All the records that follow need to be reproduced exactly. Omit the images.

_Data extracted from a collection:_

<<<<

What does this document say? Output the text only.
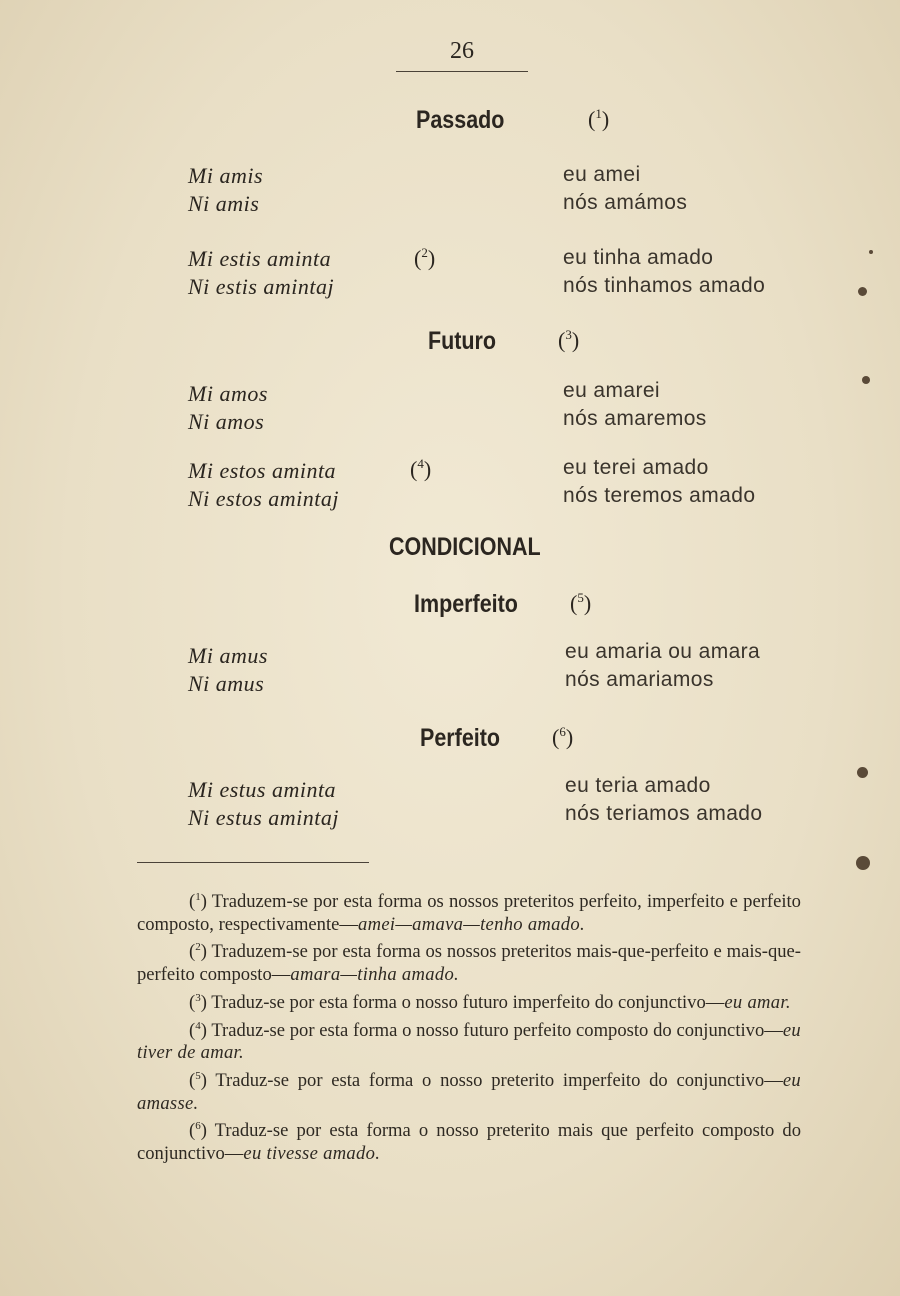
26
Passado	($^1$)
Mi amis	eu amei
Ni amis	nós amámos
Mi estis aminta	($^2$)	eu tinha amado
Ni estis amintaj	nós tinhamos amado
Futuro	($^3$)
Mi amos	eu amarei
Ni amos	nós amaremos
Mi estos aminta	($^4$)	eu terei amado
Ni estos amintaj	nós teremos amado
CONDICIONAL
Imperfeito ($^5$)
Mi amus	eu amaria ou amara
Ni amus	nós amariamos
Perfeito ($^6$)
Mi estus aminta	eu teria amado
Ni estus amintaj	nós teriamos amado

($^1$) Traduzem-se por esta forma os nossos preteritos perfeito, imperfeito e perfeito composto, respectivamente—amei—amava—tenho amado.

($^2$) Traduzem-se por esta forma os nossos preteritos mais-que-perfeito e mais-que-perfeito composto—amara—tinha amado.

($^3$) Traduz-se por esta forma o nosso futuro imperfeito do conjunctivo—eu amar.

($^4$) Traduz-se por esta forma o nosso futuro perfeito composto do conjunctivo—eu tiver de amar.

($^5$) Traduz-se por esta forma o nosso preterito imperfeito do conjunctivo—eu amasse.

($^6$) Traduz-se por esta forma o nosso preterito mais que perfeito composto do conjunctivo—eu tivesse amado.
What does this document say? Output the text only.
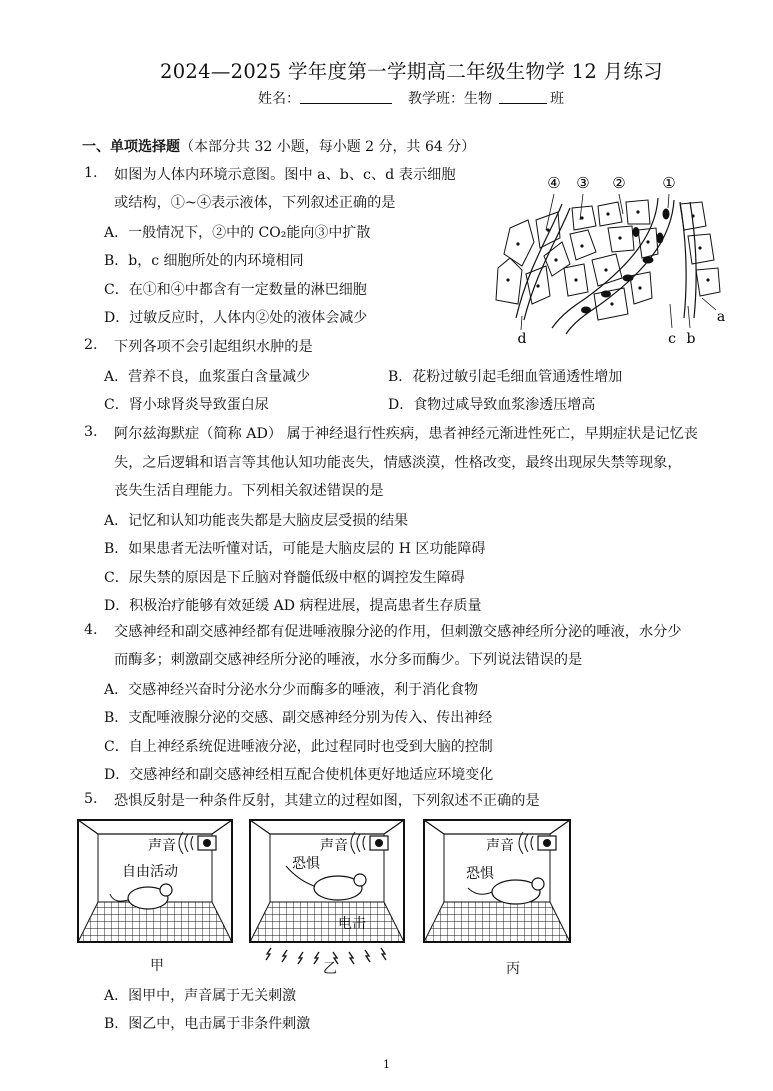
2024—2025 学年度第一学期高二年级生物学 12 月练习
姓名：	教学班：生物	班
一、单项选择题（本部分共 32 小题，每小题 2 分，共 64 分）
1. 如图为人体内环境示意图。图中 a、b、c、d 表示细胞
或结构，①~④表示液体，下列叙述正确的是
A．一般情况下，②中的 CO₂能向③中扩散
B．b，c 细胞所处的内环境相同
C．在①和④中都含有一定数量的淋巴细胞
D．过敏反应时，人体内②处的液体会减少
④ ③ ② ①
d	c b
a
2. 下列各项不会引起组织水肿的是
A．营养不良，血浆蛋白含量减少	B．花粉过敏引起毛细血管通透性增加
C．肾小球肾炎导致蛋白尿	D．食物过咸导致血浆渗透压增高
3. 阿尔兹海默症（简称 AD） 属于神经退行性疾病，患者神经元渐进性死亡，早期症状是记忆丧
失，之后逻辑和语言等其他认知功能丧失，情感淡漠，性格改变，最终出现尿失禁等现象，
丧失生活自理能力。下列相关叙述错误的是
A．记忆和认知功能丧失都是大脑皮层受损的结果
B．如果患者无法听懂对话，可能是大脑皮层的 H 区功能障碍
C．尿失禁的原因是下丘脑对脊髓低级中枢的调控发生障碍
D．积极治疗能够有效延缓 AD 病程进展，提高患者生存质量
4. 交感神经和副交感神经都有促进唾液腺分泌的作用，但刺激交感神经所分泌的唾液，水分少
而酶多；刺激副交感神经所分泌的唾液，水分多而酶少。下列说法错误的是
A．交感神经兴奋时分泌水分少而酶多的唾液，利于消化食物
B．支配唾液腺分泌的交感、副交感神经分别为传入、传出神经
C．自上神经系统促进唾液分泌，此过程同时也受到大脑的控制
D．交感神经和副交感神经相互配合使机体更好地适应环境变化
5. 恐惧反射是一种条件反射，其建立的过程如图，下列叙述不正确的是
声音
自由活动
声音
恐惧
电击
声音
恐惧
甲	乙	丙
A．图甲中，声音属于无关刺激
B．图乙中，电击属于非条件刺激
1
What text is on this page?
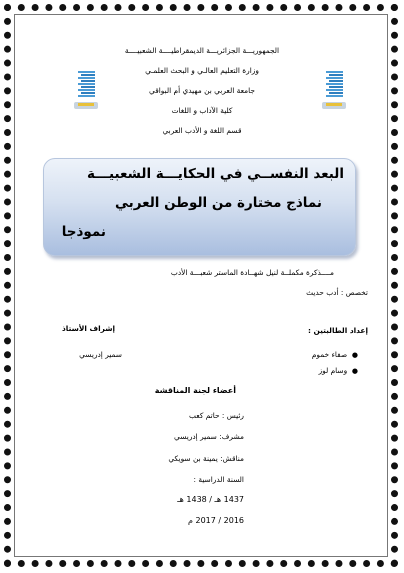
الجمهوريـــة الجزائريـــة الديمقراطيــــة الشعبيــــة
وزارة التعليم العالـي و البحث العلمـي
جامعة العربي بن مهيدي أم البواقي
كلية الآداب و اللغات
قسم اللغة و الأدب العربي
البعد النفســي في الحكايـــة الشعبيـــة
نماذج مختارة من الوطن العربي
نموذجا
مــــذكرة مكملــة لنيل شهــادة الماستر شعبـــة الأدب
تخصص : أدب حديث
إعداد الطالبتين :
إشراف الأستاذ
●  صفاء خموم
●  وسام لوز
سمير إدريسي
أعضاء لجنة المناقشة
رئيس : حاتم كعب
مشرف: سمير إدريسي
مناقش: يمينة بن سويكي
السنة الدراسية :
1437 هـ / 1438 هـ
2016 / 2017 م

>>>>

_Exercise result:_
What does this document say? Output the text only.
26
Passado	($^1$)
Mi amis	eu amei
Ni amis	nós amámos
Mi estis aminta	($^2$)	eu tinha amado
Ni estis amintaj	nós tinhamos amado
Futuro	($^3$)
Mi amos	eu amarei
Ni amos	nós amaremos
Mi estos aminta	($^4$)	eu terei amado
Ni estos amintaj	nós teremos amado
CONDICIONAL
Imperfeito ($^5$)
Mi amus	eu amaria ou amara
Ni amus	nós amariamos
Perfeito ($^6$)
Mi estus aminta	eu teria amado
Ni estus amintaj	nós teriamos amado

($^1$) Traduzem-se por esta forma os nossos preteritos perfeito, imperfeito e perfeito composto, respectivamente—amei—amava—tenho amado.

($^2$) Traduzem-se por esta forma os nossos preteritos mais-que-perfeito e mais-que-perfeito composto—amara—tinha amado.

($^3$) Traduz-se por esta forma o nosso futuro imperfeito do conjunctivo—eu amar.

($^4$) Traduz-se por esta forma o nosso futuro perfeito composto do conjunctivo—eu tiver de amar.

($^5$) Traduz-se por esta forma o nosso preterito imperfeito do conjunctivo—eu amasse.

($^6$) Traduz-se por esta forma o nosso preterito mais que perfeito composto do conjunctivo—eu tivesse amado.
What does this document say? Output the text only.
2024—2025 学年度第一学期高二年级生物学 12 月练习
姓名：	教学班：生物	班
一、单项选择题（本部分共 32 小题，每小题 2 分，共 64 分）
1. 如图为人体内环境示意图。图中 a、b、c、d 表示细胞
或结构，①~④表示液体，下列叙述正确的是
A．一般情况下，②中的 CO₂能向③中扩散
B．b，c 细胞所处的内环境相同
C．在①和④中都含有一定数量的淋巴细胞
D．过敏反应时，人体内②处的液体会减少
④ ③ ② ①
d	c b
a
2. 下列各项不会引起组织水肿的是
A．营养不良，血浆蛋白含量减少	B．花粉过敏引起毛细血管通透性增加
C．肾小球肾炎导致蛋白尿	D．食物过咸导致血浆渗透压增高
3. 阿尔兹海默症（简称 AD） 属于神经退行性疾病，患者神经元渐进性死亡，早期症状是记忆丧
失，之后逻辑和语言等其他认知功能丧失，情感淡漠，性格改变，最终出现尿失禁等现象，
丧失生活自理能力。下列相关叙述错误的是
A．记忆和认知功能丧失都是大脑皮层受损的结果
B．如果患者无法听懂对话，可能是大脑皮层的 H 区功能障碍
C．尿失禁的原因是下丘脑对脊髓低级中枢的调控发生障碍
D．积极治疗能够有效延缓 AD 病程进展，提高患者生存质量
4. 交感神经和副交感神经都有促进唾液腺分泌的作用，但刺激交感神经所分泌的唾液，水分少
而酶多；刺激副交感神经所分泌的唾液，水分多而酶少。下列说法错误的是
A．交感神经兴奋时分泌水分少而酶多的唾液，利于消化食物
B．支配唾液腺分泌的交感、副交感神经分别为传入、传出神经
C．自上神经系统促进唾液分泌，此过程同时也受到大脑的控制
D．交感神经和副交感神经相互配合使机体更好地适应环境变化
5. 恐惧反射是一种条件反射，其建立的过程如图，下列叙述不正确的是
声音
自由活动
声音
恐惧
电击
声音
恐惧
甲	乙	丙
A．图甲中，声音属于无关刺激
B．图乙中，电击属于非条件刺激
1
What text is on this page?
الجمهوريـــة الجزائريـــة الديمقراطيــــة الشعبيــــة
وزارة التعليم العالـي و البحث العلمـي
جامعة العربي بن مهيدي أم البواقي
كلية الآداب و اللغات
قسم اللغة و الأدب العربي
البعد النفســي في الحكايـــة الشعبيـــة
نماذج مختارة من الوطن العربي
نموذجا
مــــذكرة مكملــة لنيل شهــادة الماستر شعبـــة الأدب
تخصص : أدب حديث
إعداد الطالبتين :
إشراف الأستاذ
●  صفاء خموم
●  وسام لوز
سمير إدريسي
أعضاء لجنة المناقشة
رئيس : حاتم كعب
مشرف: سمير إدريسي
مناقش: يمينة بن سويكي
السنة الدراسية :
1437 هـ / 1438 هـ
2016 / 2017 م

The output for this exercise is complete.